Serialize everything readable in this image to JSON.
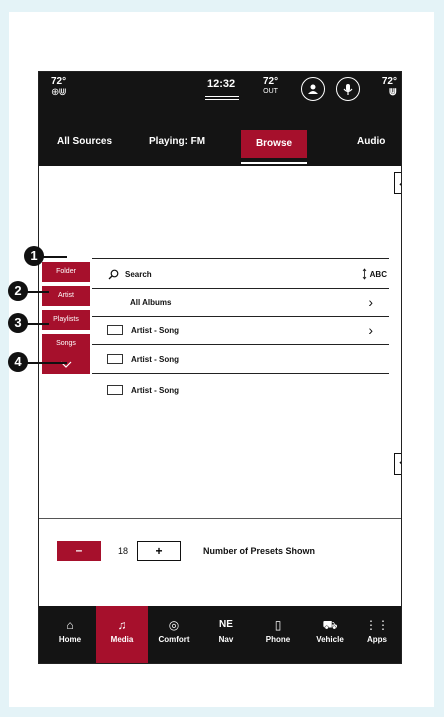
{
  "status": {
    "driver_temp": "72°",
    "driver_seat_icons": "⊕⋓",
    "clock": "12:32",
    "outside_temp": "72°",
    "outside_label": "OUT",
    "profile_icon": "profile-icon",
    "voice_icon": "microphone-icon",
    "passenger_temp": "72°",
    "passenger_seat_icons": "⋓"
  },
  "tabs": [
    {
      "label": "All Sources"
    },
    {
      "label": "Playing: FM"
    },
    {
      "label": "Browse",
      "active": true
    },
    {
      "label": "Audio"
    }
  ],
  "browse": {
    "search_label": "Search",
    "abc_label": "ABC",
    "rows": [
      {
        "label": "All Albums",
        "chevron": "›"
      },
      {
        "label": "Artist - Song",
        "chevron": "›"
      },
      {
        "label": "Artist - Song"
      },
      {
        "label": "Artist - Song"
      }
    ],
    "categories": [
      "Folder",
      "Artist",
      "Playlists",
      "Songs"
    ],
    "more_icon": "chevron-down-icon"
  },
  "callouts": [
    "1",
    "2",
    "3",
    "4"
  ],
  "presets": {
    "minus": "–",
    "count": "18",
    "plus": "+",
    "label": "Number of Presets Shown"
  },
  "nav": [
    {
      "label": "Home",
      "icon": "⌂"
    },
    {
      "label": "Media",
      "icon": "♫",
      "active": true
    },
    {
      "label": "Comfort",
      "icon": "◎"
    },
    {
      "label": "Nav",
      "icon": "NE"
    },
    {
      "label": "Phone",
      "icon": "▯"
    },
    {
      "label": "Vehicle",
      "icon": "⛟"
    },
    {
      "label": "Apps",
      "icon": "⋮⋮"
    }
  ],
  "colors": {
    "accent": "#a6102c",
    "bar": "#141414",
    "background": "#e4f3f7"
  }
}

+++

» GIVEN REQUEST: Every entry above should be duplicated exactly. Do not include the images.

» SOLUTION BELOW:
Serialize everything readable in this image to JSON.
{
  "status": {
    "driver_temp": "72°",
    "driver_seat_icons": "⊕⋓",
    "clock": "12:32",
    "outside_temp": "72°",
    "outside_label": "OUT",
    "profile_icon": "profile-icon",
    "voice_icon": "microphone-icon",
    "passenger_temp": "72°",
    "passenger_seat_icons": "⋓"
  },
  "tabs": [
    {
      "label": "All Sources"
    },
    {
      "label": "Playing: FM"
    },
    {
      "label": "Browse",
      "active": true
    },
    {
      "label": "Audio"
    }
  ],
  "browse": {
    "search_label": "Search",
    "abc_label": "ABC",
    "rows": [
      {
        "label": "All Albums",
        "chevron": "›"
      },
      {
        "label": "Artist - Song",
        "chevron": "›"
      },
      {
        "label": "Artist - Song"
      },
      {
        "label": "Artist - Song"
      }
    ],
    "categories": [
      "Folder",
      "Artist",
      "Playlists",
      "Songs"
    ],
    "more_icon": "chevron-down-icon"
  },
  "callouts": [
    "1",
    "2",
    "3",
    "4"
  ],
  "presets": {
    "minus": "–",
    "count": "18",
    "plus": "+",
    "label": "Number of Presets Shown"
  },
  "nav": [
    {
      "label": "Home",
      "icon": "⌂"
    },
    {
      "label": "Media",
      "icon": "♫",
      "active": true
    },
    {
      "label": "Comfort",
      "icon": "◎"
    },
    {
      "label": "Nav",
      "icon": "NE"
    },
    {
      "label": "Phone",
      "icon": "▯"
    },
    {
      "label": "Vehicle",
      "icon": "⛟"
    },
    {
      "label": "Apps",
      "icon": "⋮⋮"
    }
  ],
  "colors": {
    "accent": "#a6102c",
    "bar": "#141414",
    "background": "#e4f3f7"
  }
}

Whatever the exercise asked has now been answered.